__Goal of the exercise__: Return the items from the line with "data-label: 74,698 xyxy=(542,13,600,32)" up to and including the line with "y-tick-label: Total Scope 2", copied exactly.

• • • •

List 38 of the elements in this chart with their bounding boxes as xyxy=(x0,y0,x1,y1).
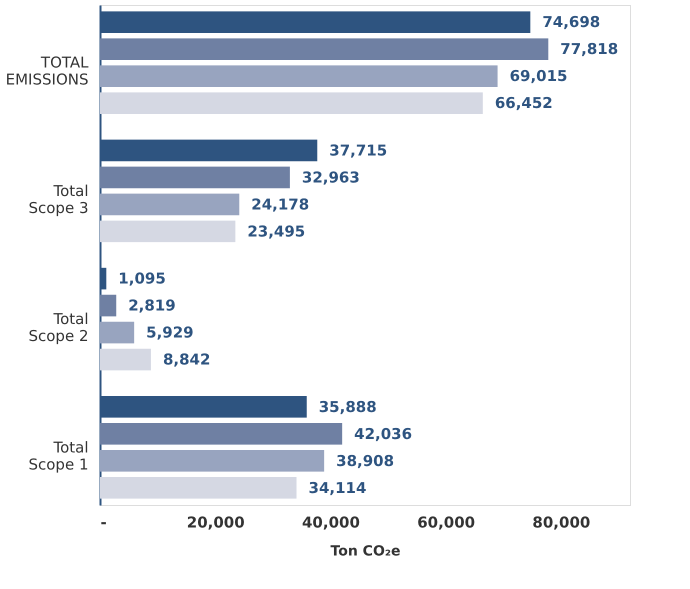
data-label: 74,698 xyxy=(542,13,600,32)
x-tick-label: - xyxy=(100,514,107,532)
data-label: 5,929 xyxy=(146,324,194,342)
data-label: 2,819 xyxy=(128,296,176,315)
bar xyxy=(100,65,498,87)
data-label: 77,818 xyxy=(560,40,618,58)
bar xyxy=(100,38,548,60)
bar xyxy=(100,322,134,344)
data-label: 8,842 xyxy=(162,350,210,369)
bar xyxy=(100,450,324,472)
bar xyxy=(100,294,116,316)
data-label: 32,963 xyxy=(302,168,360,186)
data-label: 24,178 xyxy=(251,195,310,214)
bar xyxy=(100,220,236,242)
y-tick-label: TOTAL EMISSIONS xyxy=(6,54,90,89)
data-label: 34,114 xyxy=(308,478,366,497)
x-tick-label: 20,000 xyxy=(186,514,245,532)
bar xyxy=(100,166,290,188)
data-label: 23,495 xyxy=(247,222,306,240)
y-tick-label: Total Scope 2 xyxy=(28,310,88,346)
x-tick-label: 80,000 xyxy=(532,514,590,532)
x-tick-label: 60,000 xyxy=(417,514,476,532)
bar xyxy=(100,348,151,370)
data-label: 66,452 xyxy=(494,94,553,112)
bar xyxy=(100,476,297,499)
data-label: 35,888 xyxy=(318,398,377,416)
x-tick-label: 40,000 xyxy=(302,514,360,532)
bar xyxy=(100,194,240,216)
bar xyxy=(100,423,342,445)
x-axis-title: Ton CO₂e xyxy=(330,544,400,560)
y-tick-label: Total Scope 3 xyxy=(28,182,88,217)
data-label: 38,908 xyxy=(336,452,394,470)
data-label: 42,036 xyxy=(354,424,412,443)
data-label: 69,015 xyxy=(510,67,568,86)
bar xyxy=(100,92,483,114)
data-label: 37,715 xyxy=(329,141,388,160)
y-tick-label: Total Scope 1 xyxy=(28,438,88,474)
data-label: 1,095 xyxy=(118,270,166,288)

• • • •

__Task solution__:
data-label: 74,698 xyxy=(542,13,600,32)
x-tick-label: - xyxy=(100,514,107,532)
data-label: 5,929 xyxy=(146,324,194,342)
data-label: 2,819 xyxy=(128,296,176,315)
bar xyxy=(100,65,498,87)
data-label: 77,818 xyxy=(560,40,618,58)
bar xyxy=(100,38,548,60)
bar xyxy=(100,322,134,344)
data-label: 8,842 xyxy=(162,350,210,369)
bar xyxy=(100,450,324,472)
bar xyxy=(100,294,116,316)
data-label: 32,963 xyxy=(302,168,360,186)
data-label: 24,178 xyxy=(251,195,310,214)
bar xyxy=(100,220,236,242)
y-tick-label: TOTAL EMISSIONS xyxy=(6,54,90,89)
data-label: 34,114 xyxy=(308,478,366,497)
x-tick-label: 20,000 xyxy=(186,514,245,532)
bar xyxy=(100,166,290,188)
data-label: 23,495 xyxy=(247,222,306,240)
y-tick-label: Total Scope 2 xyxy=(28,310,88,346)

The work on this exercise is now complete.